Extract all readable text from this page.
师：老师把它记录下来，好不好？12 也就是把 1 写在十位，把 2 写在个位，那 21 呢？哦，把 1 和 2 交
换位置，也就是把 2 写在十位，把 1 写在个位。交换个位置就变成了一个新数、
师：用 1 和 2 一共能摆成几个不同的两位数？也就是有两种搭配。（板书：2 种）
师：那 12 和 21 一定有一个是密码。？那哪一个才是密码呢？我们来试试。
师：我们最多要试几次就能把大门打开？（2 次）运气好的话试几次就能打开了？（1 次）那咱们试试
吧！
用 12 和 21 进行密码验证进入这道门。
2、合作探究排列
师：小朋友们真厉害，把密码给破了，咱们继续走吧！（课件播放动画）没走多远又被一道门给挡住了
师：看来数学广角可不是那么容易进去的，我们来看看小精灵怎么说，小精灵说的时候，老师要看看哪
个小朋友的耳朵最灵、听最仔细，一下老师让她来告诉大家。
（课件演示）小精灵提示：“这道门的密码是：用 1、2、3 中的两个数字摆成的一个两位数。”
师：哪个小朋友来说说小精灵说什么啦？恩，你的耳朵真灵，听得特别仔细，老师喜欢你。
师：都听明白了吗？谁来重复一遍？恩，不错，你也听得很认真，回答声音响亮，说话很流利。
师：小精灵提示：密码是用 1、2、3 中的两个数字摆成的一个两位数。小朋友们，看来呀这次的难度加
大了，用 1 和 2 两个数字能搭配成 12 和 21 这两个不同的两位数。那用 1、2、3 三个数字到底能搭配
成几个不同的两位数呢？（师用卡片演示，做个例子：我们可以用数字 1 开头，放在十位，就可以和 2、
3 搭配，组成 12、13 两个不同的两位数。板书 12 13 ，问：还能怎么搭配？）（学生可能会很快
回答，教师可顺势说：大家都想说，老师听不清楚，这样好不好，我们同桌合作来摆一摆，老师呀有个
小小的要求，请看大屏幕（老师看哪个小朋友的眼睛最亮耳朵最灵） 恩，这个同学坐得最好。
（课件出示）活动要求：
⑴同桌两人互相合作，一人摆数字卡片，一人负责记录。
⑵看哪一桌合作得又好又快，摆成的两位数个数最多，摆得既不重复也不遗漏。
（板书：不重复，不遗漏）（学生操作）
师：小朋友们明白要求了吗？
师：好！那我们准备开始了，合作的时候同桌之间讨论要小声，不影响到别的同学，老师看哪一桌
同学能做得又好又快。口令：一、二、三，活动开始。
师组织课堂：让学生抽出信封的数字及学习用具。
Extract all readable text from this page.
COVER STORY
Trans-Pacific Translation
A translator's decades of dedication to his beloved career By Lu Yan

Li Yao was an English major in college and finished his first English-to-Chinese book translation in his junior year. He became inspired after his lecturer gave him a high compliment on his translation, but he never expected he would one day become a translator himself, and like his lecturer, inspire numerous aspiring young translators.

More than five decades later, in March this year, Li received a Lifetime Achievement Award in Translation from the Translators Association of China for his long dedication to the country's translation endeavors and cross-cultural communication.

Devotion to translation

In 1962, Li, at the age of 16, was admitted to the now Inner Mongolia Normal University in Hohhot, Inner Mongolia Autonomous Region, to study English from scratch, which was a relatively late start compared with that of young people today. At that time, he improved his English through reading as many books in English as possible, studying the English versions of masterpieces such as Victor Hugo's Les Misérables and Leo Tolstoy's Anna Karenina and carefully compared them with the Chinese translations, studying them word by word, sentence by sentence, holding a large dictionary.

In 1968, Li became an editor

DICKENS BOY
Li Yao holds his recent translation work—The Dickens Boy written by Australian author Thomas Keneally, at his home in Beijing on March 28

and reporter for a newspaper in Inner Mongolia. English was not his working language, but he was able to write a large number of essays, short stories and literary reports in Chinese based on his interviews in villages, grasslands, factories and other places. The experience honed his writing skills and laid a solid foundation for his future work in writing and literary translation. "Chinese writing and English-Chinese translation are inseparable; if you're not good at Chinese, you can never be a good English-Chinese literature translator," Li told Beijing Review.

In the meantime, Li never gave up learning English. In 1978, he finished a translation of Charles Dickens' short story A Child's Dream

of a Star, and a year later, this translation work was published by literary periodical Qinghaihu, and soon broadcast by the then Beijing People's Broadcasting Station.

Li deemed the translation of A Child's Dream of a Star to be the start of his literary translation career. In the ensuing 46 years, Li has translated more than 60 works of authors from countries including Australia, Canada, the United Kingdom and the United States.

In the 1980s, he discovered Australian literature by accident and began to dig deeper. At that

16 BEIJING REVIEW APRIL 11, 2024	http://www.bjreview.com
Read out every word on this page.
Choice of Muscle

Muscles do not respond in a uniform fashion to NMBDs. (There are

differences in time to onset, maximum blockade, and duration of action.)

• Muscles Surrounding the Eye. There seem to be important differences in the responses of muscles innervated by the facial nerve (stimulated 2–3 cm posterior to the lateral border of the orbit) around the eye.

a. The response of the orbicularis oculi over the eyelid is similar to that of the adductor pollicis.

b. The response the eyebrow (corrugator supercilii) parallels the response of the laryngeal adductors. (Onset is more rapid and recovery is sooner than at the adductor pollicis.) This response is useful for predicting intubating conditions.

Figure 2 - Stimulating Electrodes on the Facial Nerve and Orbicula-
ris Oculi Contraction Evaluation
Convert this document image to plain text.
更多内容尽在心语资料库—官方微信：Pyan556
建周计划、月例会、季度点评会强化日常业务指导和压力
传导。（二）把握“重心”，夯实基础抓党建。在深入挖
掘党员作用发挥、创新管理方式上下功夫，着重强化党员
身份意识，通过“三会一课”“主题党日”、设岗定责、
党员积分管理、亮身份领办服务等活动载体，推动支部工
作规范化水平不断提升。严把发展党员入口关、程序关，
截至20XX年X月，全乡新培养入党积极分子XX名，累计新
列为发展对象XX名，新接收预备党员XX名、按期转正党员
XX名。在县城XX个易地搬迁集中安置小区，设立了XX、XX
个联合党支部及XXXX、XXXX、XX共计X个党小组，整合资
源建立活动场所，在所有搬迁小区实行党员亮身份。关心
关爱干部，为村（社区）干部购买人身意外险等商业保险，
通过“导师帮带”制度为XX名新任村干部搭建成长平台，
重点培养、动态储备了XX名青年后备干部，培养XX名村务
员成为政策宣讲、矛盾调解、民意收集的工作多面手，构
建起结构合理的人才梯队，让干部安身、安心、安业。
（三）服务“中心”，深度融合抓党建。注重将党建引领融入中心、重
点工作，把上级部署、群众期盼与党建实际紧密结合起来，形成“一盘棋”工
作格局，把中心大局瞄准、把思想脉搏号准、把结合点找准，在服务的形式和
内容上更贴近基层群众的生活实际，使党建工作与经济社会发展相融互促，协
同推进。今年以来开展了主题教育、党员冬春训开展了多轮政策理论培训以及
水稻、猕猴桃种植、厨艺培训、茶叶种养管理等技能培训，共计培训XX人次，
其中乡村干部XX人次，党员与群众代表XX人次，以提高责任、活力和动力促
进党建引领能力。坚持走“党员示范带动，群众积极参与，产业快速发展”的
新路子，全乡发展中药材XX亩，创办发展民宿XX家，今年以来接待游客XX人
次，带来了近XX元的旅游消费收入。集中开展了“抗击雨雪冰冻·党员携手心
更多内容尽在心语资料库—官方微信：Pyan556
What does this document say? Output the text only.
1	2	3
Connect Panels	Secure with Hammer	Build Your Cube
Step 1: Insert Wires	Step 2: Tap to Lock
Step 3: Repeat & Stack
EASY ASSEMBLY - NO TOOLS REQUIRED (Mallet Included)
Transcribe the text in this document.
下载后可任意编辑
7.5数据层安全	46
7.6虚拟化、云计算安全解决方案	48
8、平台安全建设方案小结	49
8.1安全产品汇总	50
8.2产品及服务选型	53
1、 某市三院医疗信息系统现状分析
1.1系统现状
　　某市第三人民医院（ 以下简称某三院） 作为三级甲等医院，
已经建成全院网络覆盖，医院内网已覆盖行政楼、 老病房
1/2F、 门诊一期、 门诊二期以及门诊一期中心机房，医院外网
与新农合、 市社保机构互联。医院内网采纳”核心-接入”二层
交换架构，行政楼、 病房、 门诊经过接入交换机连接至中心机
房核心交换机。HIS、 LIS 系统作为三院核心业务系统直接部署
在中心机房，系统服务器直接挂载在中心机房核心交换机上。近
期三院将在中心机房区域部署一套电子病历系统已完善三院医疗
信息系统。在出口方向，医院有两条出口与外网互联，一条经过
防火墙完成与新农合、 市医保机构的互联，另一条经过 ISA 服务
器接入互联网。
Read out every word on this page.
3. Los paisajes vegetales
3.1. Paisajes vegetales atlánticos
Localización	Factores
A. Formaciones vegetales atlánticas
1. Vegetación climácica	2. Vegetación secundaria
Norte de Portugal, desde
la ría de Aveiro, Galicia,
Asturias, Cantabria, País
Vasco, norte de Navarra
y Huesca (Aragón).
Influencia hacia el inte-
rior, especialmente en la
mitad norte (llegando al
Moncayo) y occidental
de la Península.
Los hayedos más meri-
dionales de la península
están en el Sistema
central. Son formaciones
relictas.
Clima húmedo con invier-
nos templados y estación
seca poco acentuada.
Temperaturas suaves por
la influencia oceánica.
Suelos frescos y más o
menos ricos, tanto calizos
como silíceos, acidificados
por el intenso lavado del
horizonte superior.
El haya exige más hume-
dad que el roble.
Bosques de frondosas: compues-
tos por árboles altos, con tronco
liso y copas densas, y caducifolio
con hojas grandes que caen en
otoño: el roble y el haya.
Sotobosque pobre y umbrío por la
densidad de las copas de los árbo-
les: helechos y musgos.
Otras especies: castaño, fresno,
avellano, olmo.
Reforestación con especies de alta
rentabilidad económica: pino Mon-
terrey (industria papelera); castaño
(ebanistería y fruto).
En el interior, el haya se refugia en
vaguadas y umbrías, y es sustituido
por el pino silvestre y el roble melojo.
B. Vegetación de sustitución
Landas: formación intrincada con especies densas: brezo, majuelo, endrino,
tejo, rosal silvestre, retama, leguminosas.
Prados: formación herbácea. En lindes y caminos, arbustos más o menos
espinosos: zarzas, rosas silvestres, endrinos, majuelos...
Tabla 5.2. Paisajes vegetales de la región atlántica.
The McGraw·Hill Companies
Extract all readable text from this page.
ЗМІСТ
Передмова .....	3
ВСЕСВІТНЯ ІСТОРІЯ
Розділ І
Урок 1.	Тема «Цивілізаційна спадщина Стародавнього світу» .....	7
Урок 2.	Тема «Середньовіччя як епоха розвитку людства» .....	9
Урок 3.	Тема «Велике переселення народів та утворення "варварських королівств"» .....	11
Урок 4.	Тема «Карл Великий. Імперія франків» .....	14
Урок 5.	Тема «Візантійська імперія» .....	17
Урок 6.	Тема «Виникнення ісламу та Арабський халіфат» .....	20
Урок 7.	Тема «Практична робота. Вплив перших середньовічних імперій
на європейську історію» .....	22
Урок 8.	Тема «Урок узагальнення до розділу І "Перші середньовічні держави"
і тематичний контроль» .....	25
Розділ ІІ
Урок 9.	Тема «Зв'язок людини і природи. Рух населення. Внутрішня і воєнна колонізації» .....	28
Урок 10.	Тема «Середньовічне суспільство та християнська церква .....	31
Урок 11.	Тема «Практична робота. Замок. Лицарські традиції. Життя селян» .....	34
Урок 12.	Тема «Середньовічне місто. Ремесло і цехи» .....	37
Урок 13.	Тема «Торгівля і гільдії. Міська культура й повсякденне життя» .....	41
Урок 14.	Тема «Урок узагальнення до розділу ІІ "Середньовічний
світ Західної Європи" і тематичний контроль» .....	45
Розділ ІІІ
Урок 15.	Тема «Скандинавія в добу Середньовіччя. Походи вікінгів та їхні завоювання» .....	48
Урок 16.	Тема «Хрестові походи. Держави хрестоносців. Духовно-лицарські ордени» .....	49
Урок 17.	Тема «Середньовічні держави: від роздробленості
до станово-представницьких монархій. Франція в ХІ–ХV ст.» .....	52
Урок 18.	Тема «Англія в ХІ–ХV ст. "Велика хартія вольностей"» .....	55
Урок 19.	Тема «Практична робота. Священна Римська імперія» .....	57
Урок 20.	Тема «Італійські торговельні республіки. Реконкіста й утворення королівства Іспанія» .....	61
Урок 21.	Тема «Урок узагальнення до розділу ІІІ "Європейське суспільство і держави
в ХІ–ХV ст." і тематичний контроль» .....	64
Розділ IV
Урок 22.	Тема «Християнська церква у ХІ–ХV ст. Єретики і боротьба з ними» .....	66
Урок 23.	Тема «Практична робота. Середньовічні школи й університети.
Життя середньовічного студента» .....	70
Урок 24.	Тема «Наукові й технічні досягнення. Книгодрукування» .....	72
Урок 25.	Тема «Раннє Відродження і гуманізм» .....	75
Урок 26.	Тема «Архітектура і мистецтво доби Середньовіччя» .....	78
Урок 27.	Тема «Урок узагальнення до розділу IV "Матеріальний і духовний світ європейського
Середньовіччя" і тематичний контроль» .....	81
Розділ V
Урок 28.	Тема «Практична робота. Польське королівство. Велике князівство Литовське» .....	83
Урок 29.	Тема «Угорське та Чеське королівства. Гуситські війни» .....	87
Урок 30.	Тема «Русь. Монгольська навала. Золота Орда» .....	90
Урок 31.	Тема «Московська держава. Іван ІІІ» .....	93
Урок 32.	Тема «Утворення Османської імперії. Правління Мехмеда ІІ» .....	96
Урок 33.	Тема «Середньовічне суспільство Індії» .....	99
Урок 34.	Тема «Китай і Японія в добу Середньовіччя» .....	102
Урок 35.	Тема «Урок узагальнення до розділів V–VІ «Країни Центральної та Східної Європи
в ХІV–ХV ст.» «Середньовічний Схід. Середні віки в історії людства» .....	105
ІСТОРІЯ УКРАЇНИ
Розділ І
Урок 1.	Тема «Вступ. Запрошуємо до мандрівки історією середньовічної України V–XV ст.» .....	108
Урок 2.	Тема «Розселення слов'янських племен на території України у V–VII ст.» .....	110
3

# WORK REQUIRED
Find every line in the records above that contains the word "vegetales", and copy each one.

# TASK ANSWER
3. Los paisajes vegetales
3.1. Paisajes vegetales atlánticos
A. Formaciones vegetales atlánticas
Tabla 5.2. Paisajes vegetales de la región atlántica.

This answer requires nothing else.